(What to work on):
Omit the pictures, then reproduce every remaining record exactly.

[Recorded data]
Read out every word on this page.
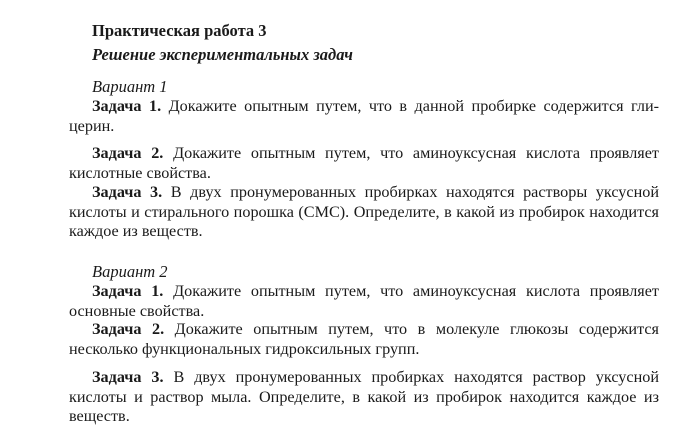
Практическая работа 3
Решение экспериментальных задач
Вариант 1
Задача 1. Докажите опытным путем, что в данной пробирке содержится глицерин.
Задача 2. Докажите опытным путем, что аминоуксусная кислота проявляет кислотные свойства.
Задача 3. В двух пронумерованных пробирках находятся растворы уксусной кислоты и стирального порошка (СМС). Определите, в какой из пробирок находится каждое из веществ.
Вариант 2
Задача 1. Докажите опытным путем, что аминоуксусная кислота проявляет основные свойства.
Задача 2. Докажите опытным путем, что в молекуле глюкозы содержится несколько функциональных гидроксильных групп.
Задача 3. В двух пронумерованных пробирках находятся раствор уксусной кислоты и раствор мыла. Определите, в какой из пробирок находится каждое из веществ.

(Solution):
Read out every word on this page.
Практическая работа 3
Решение экспериментальных задач
Вариант 1
Задача 1. Докажите опытным путем, что в данной пробирке содержится глицерин.
Задача 2. Докажите опытным путем, что аминоуксусная кислота проявляет кислотные свойства.
Задача 3. В двух пронумерованных пробирках находятся растворы уксусной кислоты и стирального порошка (СМС). Определите, в какой из пробирок находится каждое из веществ.
Вариант 2
Задача 1. Докажите опытным путем, что аминоуксусная кислота проявляет основные свойства.
Задача 2. Докажите опытным путем, что в молекуле глюкозы содержится несколько функциональных гидроксильных групп.
Задача 3. В двух пронумерованных пробирках находятся раствор уксусной кислоты и раствор мыла. Определите, в какой из пробирок находится каждое из веществ.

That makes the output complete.